The request — With the pictures left out, copy the listing below exactly.

BEGIN Task data

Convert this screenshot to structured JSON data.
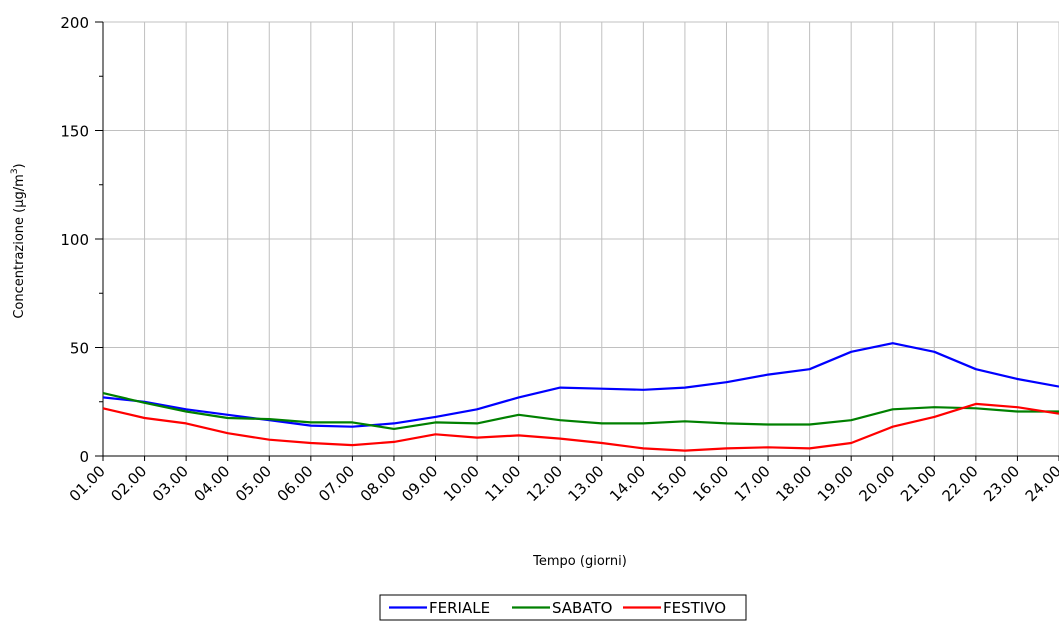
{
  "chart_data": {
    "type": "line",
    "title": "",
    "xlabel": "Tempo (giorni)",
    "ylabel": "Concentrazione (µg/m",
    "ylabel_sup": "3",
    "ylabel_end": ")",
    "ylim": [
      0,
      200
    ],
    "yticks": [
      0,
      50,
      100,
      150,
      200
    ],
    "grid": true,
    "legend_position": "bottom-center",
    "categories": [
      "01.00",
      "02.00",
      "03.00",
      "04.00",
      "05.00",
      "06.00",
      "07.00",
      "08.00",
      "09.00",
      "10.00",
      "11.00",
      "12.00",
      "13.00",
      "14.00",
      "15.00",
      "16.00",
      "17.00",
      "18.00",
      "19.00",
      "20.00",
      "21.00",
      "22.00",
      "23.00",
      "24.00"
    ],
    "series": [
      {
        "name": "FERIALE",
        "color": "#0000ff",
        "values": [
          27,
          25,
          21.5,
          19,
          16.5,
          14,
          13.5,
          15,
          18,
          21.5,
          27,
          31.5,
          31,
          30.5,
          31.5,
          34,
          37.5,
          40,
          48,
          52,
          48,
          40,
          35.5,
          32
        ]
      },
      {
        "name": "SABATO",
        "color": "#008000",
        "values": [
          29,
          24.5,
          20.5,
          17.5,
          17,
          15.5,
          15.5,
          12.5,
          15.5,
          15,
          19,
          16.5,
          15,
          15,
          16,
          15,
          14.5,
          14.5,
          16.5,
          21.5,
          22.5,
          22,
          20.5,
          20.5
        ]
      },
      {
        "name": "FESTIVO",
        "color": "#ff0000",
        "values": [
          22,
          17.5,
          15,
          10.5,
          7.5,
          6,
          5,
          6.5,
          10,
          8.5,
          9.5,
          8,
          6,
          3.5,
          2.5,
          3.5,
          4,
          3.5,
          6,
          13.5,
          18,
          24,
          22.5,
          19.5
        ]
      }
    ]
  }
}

END Task data

Task result —
Convert this screenshot to structured JSON data.
{
  "chart_data": {
    "type": "line",
    "title": "",
    "xlabel": "Tempo (giorni)",
    "ylabel": "Concentrazione (µg/m",
    "ylabel_sup": "3",
    "ylabel_end": ")",
    "ylim": [
      0,
      200
    ],
    "yticks": [
      0,
      50,
      100,
      150,
      200
    ],
    "grid": true,
    "legend_position": "bottom-center",
    "categories": [
      "01.00",
      "02.00",
      "03.00",
      "04.00",
      "05.00",
      "06.00",
      "07.00",
      "08.00",
      "09.00",
      "10.00",
      "11.00",
      "12.00",
      "13.00",
      "14.00",
      "15.00",
      "16.00",
      "17.00",
      "18.00",
      "19.00",
      "20.00",
      "21.00",
      "22.00",
      "23.00",
      "24.00"
    ],
    "series": [
      {
        "name": "FERIALE",
        "color": "#0000ff",
        "values": [
          27,
          25,
          21.5,
          19,
          16.5,
          14,
          13.5,
          15,
          18,
          21.5,
          27,
          31.5,
          31,
          30.5,
          31.5,
          34,
          37.5,
          40,
          48,
          52,
          48,
          40,
          35.5,
          32
        ]
      },
      {
        "name": "SABATO",
        "color": "#008000",
        "values": [
          29,
          24.5,
          20.5,
          17.5,
          17,
          15.5,
          15.5,
          12.5,
          15.5,
          15,
          19,
          16.5,
          15,
          15,
          16,
          15,
          14.5,
          14.5,
          16.5,
          21.5,
          22.5,
          22,
          20.5,
          20.5
        ]
      },
      {
        "name": "FESTIVO",
        "color": "#ff0000",
        "values": [
          22,
          17.5,
          15,
          10.5,
          7.5,
          6,
          5,
          6.5,
          10,
          8.5,
          9.5,
          8,
          6,
          3.5,
          2.5,
          3.5,
          4,
          3.5,
          6,
          13.5,
          18,
          24,
          22.5,
          19.5
        ]
      }
    ]
  }
}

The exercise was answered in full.